DO THIS: Go through the records and copy each line where the word "hybride" occurs.

LISTED RECORDS:
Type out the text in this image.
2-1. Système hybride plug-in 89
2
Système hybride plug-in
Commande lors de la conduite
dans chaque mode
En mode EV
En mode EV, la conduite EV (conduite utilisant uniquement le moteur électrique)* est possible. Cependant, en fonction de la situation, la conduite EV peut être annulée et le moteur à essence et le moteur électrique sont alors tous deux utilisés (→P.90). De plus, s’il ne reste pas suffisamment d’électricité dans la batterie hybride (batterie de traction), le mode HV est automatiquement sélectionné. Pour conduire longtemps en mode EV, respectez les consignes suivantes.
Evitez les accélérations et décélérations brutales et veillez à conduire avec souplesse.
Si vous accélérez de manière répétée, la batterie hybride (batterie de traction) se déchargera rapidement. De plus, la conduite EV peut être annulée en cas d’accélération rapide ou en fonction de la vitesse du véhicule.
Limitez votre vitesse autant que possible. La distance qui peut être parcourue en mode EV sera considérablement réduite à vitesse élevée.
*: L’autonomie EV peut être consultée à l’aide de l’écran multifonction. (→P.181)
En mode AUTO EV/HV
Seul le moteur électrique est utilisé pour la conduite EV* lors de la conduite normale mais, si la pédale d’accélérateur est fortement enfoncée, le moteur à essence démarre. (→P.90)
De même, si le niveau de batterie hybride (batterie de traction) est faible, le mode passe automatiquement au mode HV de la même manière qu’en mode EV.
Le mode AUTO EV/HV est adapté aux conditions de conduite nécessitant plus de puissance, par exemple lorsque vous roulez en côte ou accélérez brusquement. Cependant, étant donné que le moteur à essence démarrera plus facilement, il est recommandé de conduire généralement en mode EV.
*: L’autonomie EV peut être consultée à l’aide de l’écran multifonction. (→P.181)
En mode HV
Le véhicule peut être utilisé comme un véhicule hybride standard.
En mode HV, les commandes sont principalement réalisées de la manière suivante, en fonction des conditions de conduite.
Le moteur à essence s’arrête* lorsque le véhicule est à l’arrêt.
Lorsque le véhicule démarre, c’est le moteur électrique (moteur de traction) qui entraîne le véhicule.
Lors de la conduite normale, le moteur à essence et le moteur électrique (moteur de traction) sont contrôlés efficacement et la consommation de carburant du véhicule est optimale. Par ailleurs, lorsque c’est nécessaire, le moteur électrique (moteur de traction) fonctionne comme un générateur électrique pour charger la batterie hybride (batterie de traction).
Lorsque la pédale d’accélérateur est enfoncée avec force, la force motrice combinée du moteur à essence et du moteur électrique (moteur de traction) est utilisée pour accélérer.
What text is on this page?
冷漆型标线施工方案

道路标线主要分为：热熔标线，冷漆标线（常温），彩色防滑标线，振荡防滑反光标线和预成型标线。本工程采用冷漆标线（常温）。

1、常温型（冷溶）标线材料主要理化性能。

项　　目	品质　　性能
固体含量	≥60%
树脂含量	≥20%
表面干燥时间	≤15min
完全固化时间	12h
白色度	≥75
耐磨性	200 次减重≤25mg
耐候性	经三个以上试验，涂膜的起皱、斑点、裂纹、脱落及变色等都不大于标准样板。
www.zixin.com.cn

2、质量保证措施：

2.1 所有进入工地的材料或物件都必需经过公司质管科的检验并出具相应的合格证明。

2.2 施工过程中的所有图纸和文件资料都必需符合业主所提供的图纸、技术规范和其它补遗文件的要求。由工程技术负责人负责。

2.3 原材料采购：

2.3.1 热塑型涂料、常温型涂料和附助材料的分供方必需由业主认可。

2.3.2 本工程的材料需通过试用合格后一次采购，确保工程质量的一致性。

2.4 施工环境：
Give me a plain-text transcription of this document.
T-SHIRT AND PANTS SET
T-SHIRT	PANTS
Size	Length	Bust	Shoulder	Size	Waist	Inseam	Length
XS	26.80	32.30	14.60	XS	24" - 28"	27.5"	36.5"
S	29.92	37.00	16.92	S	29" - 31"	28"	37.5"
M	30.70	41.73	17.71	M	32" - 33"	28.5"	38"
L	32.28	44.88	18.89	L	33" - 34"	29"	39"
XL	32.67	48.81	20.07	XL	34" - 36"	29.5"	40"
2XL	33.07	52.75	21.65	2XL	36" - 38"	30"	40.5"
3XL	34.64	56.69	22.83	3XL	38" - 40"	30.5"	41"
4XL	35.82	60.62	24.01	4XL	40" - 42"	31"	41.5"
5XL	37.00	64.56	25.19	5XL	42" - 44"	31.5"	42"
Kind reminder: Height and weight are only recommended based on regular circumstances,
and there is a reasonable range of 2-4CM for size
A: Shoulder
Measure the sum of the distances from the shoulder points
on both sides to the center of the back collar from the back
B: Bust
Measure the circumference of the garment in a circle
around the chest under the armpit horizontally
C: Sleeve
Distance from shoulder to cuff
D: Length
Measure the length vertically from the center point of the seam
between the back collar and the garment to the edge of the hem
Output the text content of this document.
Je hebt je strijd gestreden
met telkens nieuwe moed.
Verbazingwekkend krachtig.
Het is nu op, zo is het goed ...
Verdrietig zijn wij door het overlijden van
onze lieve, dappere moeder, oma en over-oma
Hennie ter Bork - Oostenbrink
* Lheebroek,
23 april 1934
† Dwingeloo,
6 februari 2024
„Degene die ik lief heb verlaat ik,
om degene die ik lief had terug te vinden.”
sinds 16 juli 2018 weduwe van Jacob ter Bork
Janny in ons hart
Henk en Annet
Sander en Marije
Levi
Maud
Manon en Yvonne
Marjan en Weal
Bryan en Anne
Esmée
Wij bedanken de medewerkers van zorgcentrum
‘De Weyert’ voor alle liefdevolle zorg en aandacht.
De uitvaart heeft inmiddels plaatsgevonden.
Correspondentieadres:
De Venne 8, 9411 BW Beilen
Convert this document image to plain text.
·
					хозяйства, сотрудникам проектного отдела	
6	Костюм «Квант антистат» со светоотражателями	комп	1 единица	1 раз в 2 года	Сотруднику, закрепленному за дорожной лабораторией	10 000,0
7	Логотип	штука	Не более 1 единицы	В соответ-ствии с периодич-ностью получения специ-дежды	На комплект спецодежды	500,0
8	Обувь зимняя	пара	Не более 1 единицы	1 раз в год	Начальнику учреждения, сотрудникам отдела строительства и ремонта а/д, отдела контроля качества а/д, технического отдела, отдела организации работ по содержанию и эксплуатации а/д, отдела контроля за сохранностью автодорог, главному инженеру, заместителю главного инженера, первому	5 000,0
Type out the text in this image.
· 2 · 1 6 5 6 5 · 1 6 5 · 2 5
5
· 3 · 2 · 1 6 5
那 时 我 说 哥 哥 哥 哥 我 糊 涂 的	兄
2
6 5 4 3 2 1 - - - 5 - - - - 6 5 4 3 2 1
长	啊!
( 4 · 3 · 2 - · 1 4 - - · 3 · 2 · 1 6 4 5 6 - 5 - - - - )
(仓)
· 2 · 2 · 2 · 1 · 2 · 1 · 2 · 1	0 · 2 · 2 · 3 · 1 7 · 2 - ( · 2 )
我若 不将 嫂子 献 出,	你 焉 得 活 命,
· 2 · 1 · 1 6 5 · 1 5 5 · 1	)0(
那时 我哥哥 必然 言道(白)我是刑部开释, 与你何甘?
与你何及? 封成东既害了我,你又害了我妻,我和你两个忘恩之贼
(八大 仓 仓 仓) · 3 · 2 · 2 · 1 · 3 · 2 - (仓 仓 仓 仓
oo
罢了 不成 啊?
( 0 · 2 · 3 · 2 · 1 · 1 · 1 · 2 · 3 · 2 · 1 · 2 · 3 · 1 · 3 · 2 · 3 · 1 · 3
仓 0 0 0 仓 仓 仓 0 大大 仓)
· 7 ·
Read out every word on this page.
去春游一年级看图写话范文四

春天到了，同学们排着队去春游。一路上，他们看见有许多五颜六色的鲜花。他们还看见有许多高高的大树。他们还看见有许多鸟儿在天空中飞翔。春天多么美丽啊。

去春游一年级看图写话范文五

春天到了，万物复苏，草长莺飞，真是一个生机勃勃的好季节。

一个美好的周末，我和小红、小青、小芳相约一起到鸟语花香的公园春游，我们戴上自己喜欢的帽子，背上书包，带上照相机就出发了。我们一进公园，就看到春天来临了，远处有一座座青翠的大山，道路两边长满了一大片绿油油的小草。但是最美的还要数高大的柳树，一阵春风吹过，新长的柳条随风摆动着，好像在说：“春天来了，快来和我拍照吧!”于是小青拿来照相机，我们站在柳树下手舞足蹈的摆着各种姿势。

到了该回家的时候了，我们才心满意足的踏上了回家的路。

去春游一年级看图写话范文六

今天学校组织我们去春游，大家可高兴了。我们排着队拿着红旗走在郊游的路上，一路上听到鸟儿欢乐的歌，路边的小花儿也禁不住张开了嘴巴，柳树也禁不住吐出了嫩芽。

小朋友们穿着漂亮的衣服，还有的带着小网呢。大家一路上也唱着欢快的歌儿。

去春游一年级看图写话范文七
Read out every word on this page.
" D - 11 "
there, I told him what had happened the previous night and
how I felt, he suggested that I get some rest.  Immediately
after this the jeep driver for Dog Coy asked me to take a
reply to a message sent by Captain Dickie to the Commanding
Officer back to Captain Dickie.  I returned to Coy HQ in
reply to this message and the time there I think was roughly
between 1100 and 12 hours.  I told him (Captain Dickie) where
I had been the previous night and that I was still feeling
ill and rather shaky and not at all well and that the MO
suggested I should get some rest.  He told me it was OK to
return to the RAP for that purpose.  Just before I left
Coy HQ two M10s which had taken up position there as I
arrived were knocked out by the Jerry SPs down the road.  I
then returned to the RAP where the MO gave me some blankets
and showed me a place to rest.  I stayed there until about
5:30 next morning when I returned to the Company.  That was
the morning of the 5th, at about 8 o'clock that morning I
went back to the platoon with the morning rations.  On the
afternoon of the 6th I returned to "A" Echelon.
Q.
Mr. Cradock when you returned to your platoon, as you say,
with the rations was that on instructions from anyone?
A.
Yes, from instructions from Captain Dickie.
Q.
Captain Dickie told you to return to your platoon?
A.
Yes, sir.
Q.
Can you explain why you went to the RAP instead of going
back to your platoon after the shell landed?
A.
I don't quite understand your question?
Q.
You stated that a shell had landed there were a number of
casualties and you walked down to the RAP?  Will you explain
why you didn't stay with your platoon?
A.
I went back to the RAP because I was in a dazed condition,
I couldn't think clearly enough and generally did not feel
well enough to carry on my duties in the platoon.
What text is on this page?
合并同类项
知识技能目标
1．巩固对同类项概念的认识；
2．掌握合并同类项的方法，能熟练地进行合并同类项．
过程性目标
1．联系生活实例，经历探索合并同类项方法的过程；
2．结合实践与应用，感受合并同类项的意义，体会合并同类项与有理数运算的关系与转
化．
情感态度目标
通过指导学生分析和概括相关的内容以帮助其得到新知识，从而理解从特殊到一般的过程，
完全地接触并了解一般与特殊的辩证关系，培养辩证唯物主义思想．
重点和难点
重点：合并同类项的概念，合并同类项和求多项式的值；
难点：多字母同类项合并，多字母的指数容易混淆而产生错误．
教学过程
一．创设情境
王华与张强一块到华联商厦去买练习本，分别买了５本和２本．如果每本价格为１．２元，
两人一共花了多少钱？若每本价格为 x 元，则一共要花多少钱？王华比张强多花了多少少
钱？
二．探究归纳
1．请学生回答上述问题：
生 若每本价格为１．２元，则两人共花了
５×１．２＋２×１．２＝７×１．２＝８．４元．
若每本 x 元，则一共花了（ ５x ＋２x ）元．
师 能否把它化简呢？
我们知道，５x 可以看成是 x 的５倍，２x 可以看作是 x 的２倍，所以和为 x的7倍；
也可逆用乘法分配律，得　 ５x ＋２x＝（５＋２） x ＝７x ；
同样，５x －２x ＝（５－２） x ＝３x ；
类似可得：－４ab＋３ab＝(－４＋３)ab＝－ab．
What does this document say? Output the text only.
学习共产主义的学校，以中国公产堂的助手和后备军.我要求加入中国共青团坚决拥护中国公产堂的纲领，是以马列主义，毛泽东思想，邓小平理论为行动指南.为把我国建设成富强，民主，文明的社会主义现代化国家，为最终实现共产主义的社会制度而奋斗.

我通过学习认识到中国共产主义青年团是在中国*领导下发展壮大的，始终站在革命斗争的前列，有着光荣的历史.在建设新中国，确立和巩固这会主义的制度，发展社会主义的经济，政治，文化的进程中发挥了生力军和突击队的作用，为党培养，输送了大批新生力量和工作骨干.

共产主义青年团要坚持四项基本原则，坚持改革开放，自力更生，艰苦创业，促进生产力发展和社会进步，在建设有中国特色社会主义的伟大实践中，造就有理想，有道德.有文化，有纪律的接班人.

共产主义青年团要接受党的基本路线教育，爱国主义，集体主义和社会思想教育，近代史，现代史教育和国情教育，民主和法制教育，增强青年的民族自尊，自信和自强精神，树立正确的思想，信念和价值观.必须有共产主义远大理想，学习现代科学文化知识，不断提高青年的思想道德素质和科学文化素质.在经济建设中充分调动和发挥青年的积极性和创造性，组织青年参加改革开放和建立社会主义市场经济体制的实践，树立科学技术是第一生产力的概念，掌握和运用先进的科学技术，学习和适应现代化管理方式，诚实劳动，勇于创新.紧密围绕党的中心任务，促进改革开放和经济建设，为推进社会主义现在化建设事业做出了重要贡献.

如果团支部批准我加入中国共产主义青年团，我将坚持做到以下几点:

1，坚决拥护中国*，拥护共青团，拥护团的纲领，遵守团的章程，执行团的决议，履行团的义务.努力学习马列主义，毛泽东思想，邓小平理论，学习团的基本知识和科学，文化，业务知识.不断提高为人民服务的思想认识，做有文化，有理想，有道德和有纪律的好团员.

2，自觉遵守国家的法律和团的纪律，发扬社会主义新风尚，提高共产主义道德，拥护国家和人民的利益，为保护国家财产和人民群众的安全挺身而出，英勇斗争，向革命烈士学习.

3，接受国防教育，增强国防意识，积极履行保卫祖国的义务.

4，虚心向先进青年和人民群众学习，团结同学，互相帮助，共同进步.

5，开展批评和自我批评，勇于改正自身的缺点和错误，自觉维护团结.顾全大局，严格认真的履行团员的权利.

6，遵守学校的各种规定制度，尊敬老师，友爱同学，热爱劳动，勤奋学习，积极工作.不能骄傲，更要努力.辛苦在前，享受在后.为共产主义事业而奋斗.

OUTPUT OF THE TASK:
2-1. Système hybride plug-in 89
Système hybride plug-in
En mode EV, la conduite EV (conduite utilisant uniquement le moteur électrique)* est possible. Cependant, en fonction de la situation, la conduite EV peut être annulée et le moteur à essence et le moteur électrique sont alors tous deux utilisés (→P.90). De plus, s’il ne reste pas suffisamment d’électricité dans la batterie hybride (batterie de traction), le mode HV est automatiquement sélectionné. Pour conduire longtemps en mode EV, respectez les consignes suivantes.
Si vous accélérez de manière répétée, la batterie hybride (batterie de traction) se déchargera rapidement. De plus, la conduite EV peut être annulée en cas d’accélération rapide ou en fonction de la vitesse du véhicule.
De même, si le niveau de batterie hybride (batterie de traction) est faible, le mode passe automatiquement au mode HV de la même manière qu’en mode EV.
Le véhicule peut être utilisé comme un véhicule hybride standard.
Lors de la conduite normale, le moteur à essence et le moteur électrique (moteur de traction) sont contrôlés efficacement et la consommation de carburant du véhicule est optimale. Par ailleurs, lorsque c’est nécessaire, le moteur électrique (moteur de traction) fonctionne comme un générateur électrique pour charger la batterie hybride (batterie de traction).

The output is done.